Stored entries:
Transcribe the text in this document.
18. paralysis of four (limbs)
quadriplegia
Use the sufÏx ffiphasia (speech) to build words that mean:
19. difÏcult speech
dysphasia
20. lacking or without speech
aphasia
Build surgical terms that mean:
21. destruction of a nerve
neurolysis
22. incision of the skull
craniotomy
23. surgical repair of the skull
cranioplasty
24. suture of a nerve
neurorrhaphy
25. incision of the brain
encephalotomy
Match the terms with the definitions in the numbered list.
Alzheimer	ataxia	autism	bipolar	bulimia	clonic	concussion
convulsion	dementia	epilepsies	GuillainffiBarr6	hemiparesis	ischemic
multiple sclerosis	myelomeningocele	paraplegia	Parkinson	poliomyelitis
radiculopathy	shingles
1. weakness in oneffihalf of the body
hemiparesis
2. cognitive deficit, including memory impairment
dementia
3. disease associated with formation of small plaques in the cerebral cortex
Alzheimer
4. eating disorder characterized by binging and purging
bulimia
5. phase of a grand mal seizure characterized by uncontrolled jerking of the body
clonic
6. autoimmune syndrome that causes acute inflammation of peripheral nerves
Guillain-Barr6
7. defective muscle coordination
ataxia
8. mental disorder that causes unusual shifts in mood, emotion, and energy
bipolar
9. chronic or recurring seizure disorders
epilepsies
==
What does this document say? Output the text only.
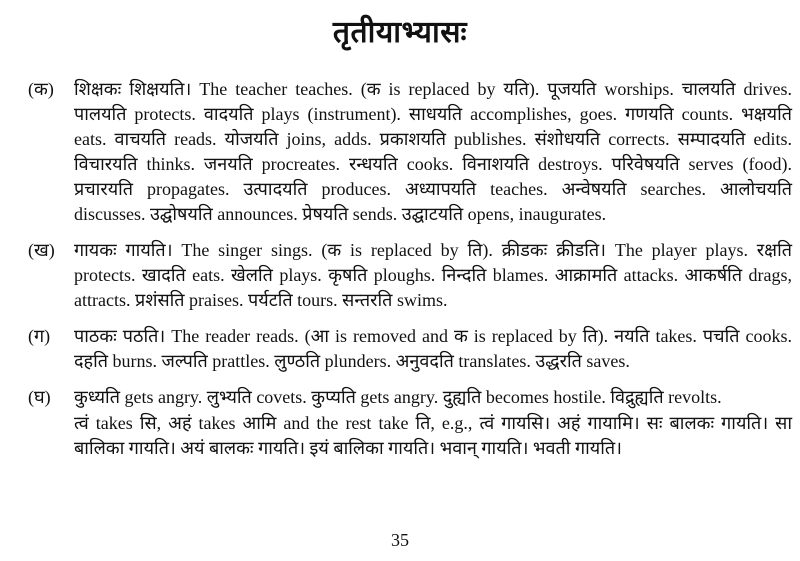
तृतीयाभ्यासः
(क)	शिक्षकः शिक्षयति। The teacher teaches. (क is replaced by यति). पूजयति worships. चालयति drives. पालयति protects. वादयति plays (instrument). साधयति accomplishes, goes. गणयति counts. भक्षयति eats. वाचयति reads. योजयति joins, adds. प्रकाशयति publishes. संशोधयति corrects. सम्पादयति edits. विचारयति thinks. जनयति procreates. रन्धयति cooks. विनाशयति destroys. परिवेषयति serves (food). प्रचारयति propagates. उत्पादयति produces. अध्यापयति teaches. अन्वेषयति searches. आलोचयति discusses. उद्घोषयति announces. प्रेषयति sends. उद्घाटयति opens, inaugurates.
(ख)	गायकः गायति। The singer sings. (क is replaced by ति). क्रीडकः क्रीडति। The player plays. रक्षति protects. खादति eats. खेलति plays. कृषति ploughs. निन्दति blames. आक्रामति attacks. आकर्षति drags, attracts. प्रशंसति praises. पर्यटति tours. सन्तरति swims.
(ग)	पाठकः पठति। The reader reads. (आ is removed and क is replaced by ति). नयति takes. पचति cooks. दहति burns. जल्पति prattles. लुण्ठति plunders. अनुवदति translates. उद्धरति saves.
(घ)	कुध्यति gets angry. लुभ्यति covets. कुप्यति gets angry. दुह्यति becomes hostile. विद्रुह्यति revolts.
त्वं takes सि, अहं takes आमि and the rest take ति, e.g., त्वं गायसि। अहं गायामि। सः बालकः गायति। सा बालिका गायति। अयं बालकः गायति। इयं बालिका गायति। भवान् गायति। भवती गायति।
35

• [What to produce]: Look for the word "speech" in every line of the listing and copy the lines that have it.

• [Exercise result]:
Use the sufÏx ffiphasia (speech) to build words that mean:
19. difÏcult speech
20. lacking or without speech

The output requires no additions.